Work to do: Copy the listing below in full and skip every picture.

___ Data extract

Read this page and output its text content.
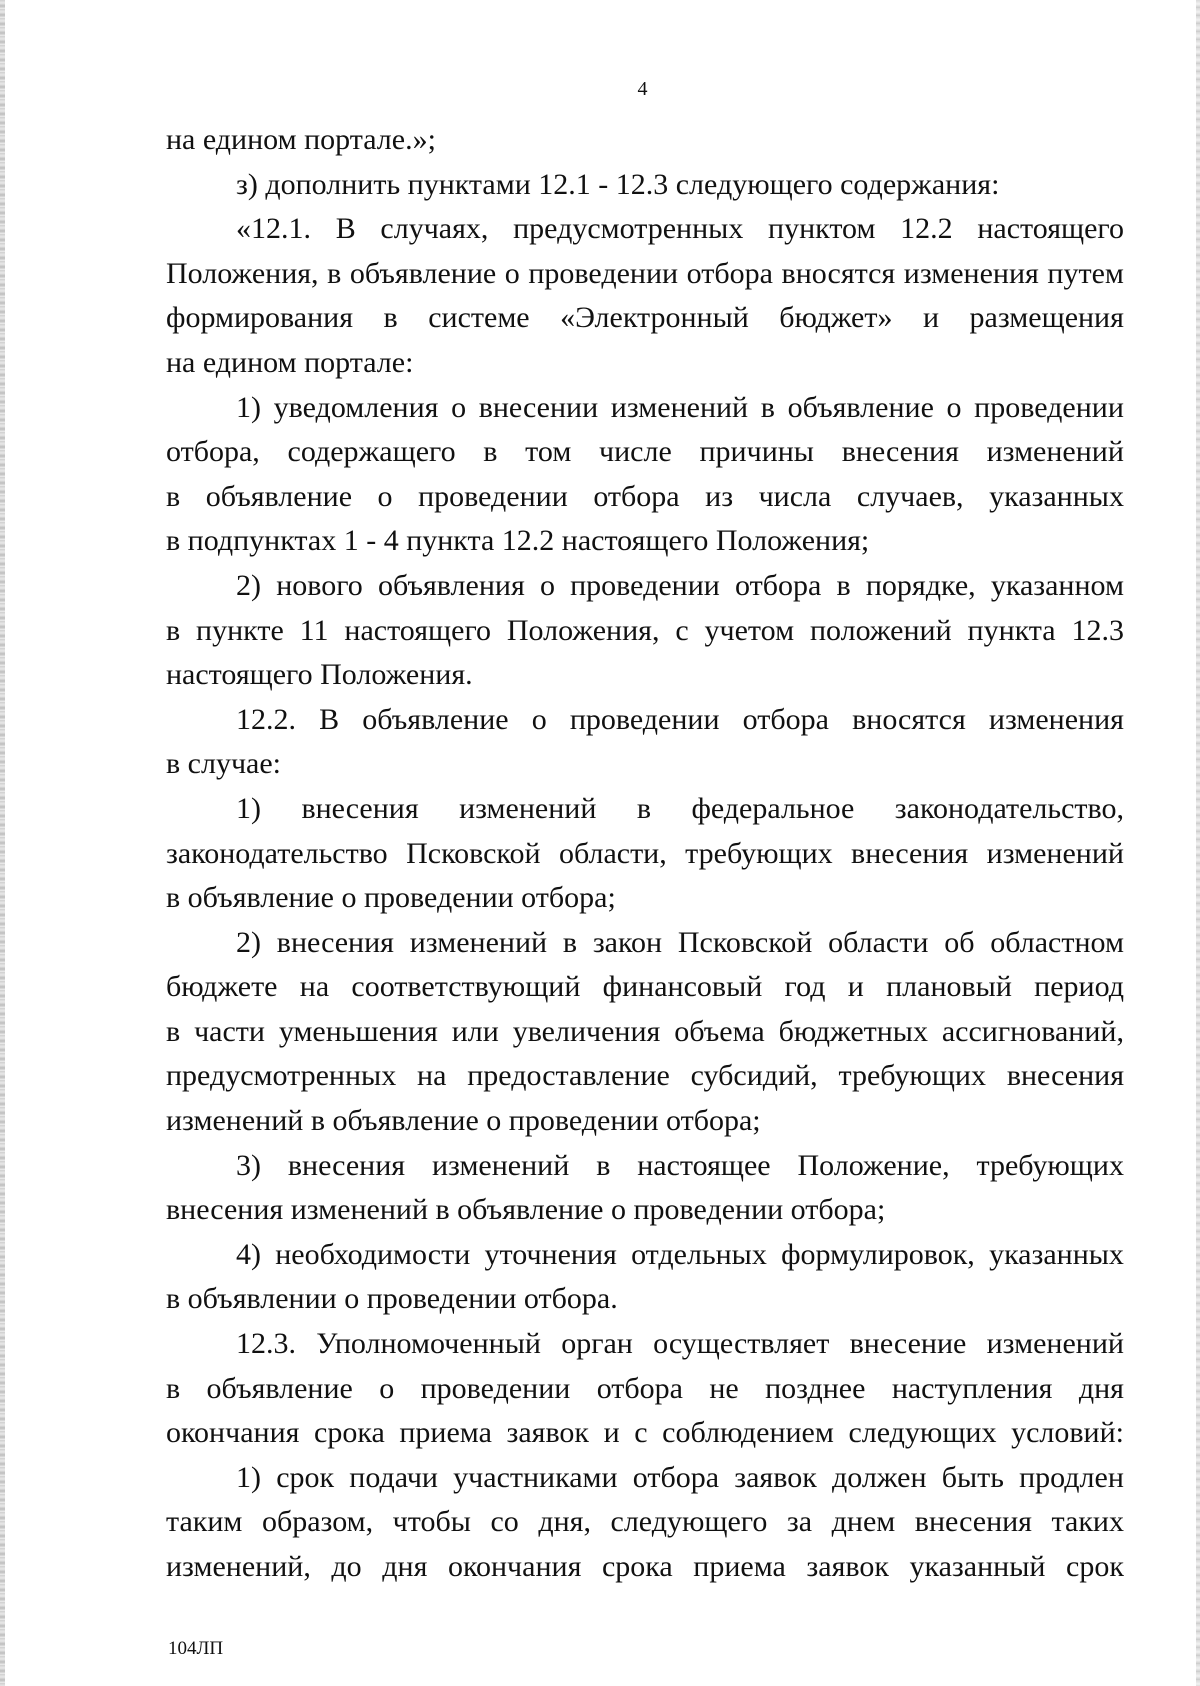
4
на едином портале.»;
з) дополнить пунктами 12.1 - 12.3 следующего содержания:
«12.1. В случаях, предусмотренных пунктом 12.2 настоящего
Положения, в объявление о проведении отбора вносятся изменения путем
формирования в системе «Электронный бюджет» и размещения
на едином портале:
1) уведомления о внесении изменений в объявление о проведении
отбора, содержащего в том числе причины внесения изменений
в объявление о проведении отбора из числа случаев, указанных
в подпунктах 1 - 4 пункта 12.2 настоящего Положения;
2) нового объявления о проведении отбора в порядке, указанном
в пункте 11 настоящего Положения, с учетом положений пункта 12.3
настоящего Положения.
12.2. В объявление о проведении отбора вносятся изменения
в случае:
1) внесения изменений в федеральное законодательство,
законодательство Псковской области, требующих внесения изменений
в объявление о проведении отбора;
2) внесения изменений в закон Псковской области об областном
бюджете на соответствующий финансовый год и плановый период
в части уменьшения или увеличения объема бюджетных ассигнований,
предусмотренных на предоставление субсидий, требующих внесения
изменений в объявление о проведении отбора;
3) внесения изменений в настоящее Положение, требующих
внесения изменений в объявление о проведении отбора;
4) необходимости уточнения отдельных формулировок, указанных
в объявлении о проведении отбора.
12.3. Уполномоченный орган осуществляет внесение изменений
в объявление о проведении отбора не позднее наступления дня
окончания срока приема заявок и с соблюдением следующих условий:
1) срок подачи участниками отбора заявок должен быть продлен
таким образом, чтобы со дня, следующего за днем внесения таких
изменений, до дня окончания срока приема заявок указанный срок
104ЛП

______

Output below:
Read this page and output its text content.
4
на едином портале.»;
з) дополнить пунктами 12.1 - 12.3 следующего содержания:
«12.1. В случаях, предусмотренных пунктом 12.2 настоящего
Положения, в объявление о проведении отбора вносятся изменения путем
формирования в системе «Электронный бюджет» и размещения
на едином портале:
1) уведомления о внесении изменений в объявление о проведении
отбора, содержащего в том числе причины внесения изменений
в объявление о проведении отбора из числа случаев, указанных
в подпунктах 1 - 4 пункта 12.2 настоящего Положения;
2) нового объявления о проведении отбора в порядке, указанном
в пункте 11 настоящего Положения, с учетом положений пункта 12.3
настоящего Положения.
12.2. В объявление о проведении отбора вносятся изменения
в случае:
1) внесения изменений в федеральное законодательство,
законодательство Псковской области, требующих внесения изменений
в объявление о проведении отбора;
2) внесения изменений в закон Псковской области об областном
бюджете на соответствующий финансовый год и плановый период
в части уменьшения или увеличения объема бюджетных ассигнований,
предусмотренных на предоставление субсидий, требующих внесения
изменений в объявление о проведении отбора;
3) внесения изменений в настоящее Положение, требующих
внесения изменений в объявление о проведении отбора;
4) необходимости уточнения отдельных формулировок, указанных
в объявлении о проведении отбора.
12.3. Уполномоченный орган осуществляет внесение изменений
в объявление о проведении отбора не позднее наступления дня
окончания срока приема заявок и с соблюдением следующих условий:
1) срок подачи участниками отбора заявок должен быть продлен
таким образом, чтобы со дня, следующего за днем внесения таких
изменений, до дня окончания срока приема заявок указанный срок
104ЛП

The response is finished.